**TO BE DONE:** Write out every line of the records below, word for word and unchanged.

+++ DATASET RECORDS +++

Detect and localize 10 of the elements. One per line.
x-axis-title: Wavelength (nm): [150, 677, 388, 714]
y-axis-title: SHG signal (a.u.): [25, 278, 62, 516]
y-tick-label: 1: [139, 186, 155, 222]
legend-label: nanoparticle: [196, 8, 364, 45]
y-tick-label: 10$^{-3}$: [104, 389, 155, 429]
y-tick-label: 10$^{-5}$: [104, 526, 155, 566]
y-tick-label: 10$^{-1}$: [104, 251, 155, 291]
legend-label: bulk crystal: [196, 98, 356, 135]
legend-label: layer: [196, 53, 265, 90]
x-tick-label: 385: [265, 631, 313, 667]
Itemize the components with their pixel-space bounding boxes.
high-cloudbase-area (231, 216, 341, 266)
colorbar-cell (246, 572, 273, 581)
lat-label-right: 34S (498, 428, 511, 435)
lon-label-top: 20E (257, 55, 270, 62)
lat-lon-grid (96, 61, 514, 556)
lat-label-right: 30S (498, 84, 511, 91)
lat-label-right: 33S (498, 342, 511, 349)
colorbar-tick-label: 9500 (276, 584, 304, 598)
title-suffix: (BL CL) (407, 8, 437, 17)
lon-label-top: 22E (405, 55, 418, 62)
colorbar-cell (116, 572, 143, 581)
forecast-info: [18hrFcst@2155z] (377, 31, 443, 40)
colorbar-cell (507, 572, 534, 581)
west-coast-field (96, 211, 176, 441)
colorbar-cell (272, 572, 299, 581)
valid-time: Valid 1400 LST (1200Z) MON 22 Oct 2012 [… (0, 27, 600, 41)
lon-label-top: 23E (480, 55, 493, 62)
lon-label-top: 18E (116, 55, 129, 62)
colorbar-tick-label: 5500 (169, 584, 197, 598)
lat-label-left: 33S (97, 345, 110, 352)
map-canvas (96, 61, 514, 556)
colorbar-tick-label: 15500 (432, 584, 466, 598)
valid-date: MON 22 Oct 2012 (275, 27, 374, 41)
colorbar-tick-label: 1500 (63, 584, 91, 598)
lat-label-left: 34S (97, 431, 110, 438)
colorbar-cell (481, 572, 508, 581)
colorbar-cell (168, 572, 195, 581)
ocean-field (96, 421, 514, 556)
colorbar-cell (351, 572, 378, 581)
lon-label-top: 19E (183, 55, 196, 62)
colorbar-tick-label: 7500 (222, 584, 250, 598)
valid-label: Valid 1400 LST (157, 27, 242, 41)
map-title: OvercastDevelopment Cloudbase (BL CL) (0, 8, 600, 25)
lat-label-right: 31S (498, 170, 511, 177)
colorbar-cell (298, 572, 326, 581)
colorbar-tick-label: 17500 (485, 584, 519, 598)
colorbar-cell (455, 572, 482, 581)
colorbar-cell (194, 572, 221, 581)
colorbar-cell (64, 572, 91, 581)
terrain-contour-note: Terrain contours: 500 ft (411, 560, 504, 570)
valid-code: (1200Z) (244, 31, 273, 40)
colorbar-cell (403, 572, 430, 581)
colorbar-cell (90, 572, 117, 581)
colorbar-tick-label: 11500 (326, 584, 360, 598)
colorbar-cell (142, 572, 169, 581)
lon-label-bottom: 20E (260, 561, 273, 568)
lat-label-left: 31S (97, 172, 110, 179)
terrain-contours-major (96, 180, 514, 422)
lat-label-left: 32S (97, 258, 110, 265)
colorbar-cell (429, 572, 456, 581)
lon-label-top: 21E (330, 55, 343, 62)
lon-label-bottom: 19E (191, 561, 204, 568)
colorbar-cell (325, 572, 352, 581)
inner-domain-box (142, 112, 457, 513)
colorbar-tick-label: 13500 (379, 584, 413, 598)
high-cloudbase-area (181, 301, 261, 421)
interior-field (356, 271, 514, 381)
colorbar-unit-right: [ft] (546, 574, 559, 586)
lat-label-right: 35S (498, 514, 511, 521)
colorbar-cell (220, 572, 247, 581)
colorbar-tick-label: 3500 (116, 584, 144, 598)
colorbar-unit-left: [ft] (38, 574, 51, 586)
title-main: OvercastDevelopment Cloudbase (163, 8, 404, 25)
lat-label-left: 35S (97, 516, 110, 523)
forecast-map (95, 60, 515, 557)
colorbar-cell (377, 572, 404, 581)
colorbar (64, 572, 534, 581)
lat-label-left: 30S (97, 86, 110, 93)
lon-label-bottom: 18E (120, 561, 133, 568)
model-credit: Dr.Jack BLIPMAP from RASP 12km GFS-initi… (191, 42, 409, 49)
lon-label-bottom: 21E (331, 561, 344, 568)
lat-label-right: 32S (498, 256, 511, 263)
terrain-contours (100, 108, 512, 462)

+++

**EXERCISE ANSWER:**
Detect and localize 10 of the elements. One per line.
x-axis-title: Wavelength (nm): [150, 677, 388, 714]
y-axis-title: SHG signal (a.u.): [25, 278, 62, 516]
y-tick-label: 1: [139, 186, 155, 222]
legend-label: nanoparticle: [196, 8, 364, 45]
y-tick-label: 10$^{-3}$: [104, 389, 155, 429]
y-tick-label: 10$^{-5}$: [104, 526, 155, 566]
y-tick-label: 10$^{-1}$: [104, 251, 155, 291]
legend-label: bulk crystal: [196, 98, 356, 135]
legend-label: layer: [196, 53, 265, 90]
x-tick-label: 385: [265, 631, 313, 667]
Itemize the components with their pixel-space bounding boxes.
high-cloudbase-area (231, 216, 341, 266)
colorbar-cell (246, 572, 273, 581)
lat-label-right: 34S (498, 428, 511, 435)
lon-label-top: 20E (257, 55, 270, 62)
lat-lon-grid (96, 61, 514, 556)
lat-label-right: 30S (498, 84, 511, 91)
lat-label-right: 33S (498, 342, 511, 349)
colorbar-tick-label: 9500 (276, 584, 304, 598)
title-suffix: (BL CL) (407, 8, 437, 17)
lon-label-top: 22E (405, 55, 418, 62)
colorbar-cell (116, 572, 143, 581)
forecast-info: [18hrFcst@2155z] (377, 31, 443, 40)
colorbar-cell (507, 572, 534, 581)
west-coast-field (96, 211, 176, 441)
colorbar-cell (272, 572, 299, 581)
valid-time: Valid 1400 LST (1200Z) MON 22 Oct 2012 [… (0, 27, 600, 41)
lon-label-top: 23E (480, 55, 493, 62)
lon-label-top: 18E (116, 55, 129, 62)
colorbar-tick-label: 5500 (169, 584, 197, 598)
lat-label-left: 33S (97, 345, 110, 352)
map-canvas (96, 61, 514, 556)
colorbar-tick-label: 15500 (432, 584, 466, 598)
valid-date: MON 22 Oct 2012 (275, 27, 374, 41)
colorbar-tick-label: 1500 (63, 584, 91, 598)
lat-label-left: 34S (97, 431, 110, 438)
colorbar-cell (481, 572, 508, 581)
colorbar-cell (168, 572, 195, 581)
ocean-field (96, 421, 514, 556)
colorbar-cell (351, 572, 378, 581)
lon-label-top: 19E (183, 55, 196, 62)
colorbar-tick-label: 7500 (222, 584, 250, 598)
valid-label: Valid 1400 LST (157, 27, 242, 41)
map-title: OvercastDevelopment Cloudbase (BL CL) (0, 8, 600, 25)
lat-label-right: 31S (498, 170, 511, 177)
colorbar-cell (298, 572, 326, 581)
colorbar-tick-label: 17500 (485, 584, 519, 598)
colorbar-cell (455, 572, 482, 581)
colorbar-cell (194, 572, 221, 581)
colorbar-cell (64, 572, 91, 581)
terrain-contour-note: Terrain contours: 500 ft (411, 560, 504, 570)
valid-code: (1200Z) (244, 31, 273, 40)
colorbar-cell (403, 572, 430, 581)
colorbar-cell (90, 572, 117, 581)
colorbar-tick-label: 11500 (326, 584, 360, 598)
colorbar-cell (142, 572, 169, 581)
lon-label-bottom: 20E (260, 561, 273, 568)
lat-label-left: 31S (97, 172, 110, 179)
terrain-contours-major (96, 180, 514, 422)
lat-label-left: 32S (97, 258, 110, 265)
colorbar-cell (429, 572, 456, 581)
lon-label-top: 21E (330, 55, 343, 62)
lon-label-bottom: 19E (191, 561, 204, 568)
colorbar-cell (325, 572, 352, 581)
inner-domain-box (142, 112, 457, 513)
colorbar-tick-label: 13500 (379, 584, 413, 598)
high-cloudbase-area (181, 301, 261, 421)
interior-field (356, 271, 514, 381)
colorbar-unit-right: [ft] (546, 574, 559, 586)
lat-label-right: 35S (498, 514, 511, 521)
colorbar-cell (220, 572, 247, 581)
colorbar-tick-label: 3500 (116, 584, 144, 598)
colorbar-unit-left: [ft] (38, 574, 51, 586)
title-main: OvercastDevelopment Cloudbase (163, 8, 404, 25)
lat-label-left: 35S (97, 516, 110, 523)
forecast-map (95, 60, 515, 557)
colorbar-cell (377, 572, 404, 581)
colorbar (64, 572, 534, 581)
lat-label-left: 30S (97, 86, 110, 93)
lon-label-bottom: 18E (120, 561, 133, 568)
model-credit: Dr.Jack BLIPMAP from RASP 12km GFS-initi… (191, 42, 409, 49)
lon-label-bottom: 21E (331, 561, 344, 568)
lat-label-right: 32S (498, 256, 511, 263)
terrain-contours (100, 108, 512, 462)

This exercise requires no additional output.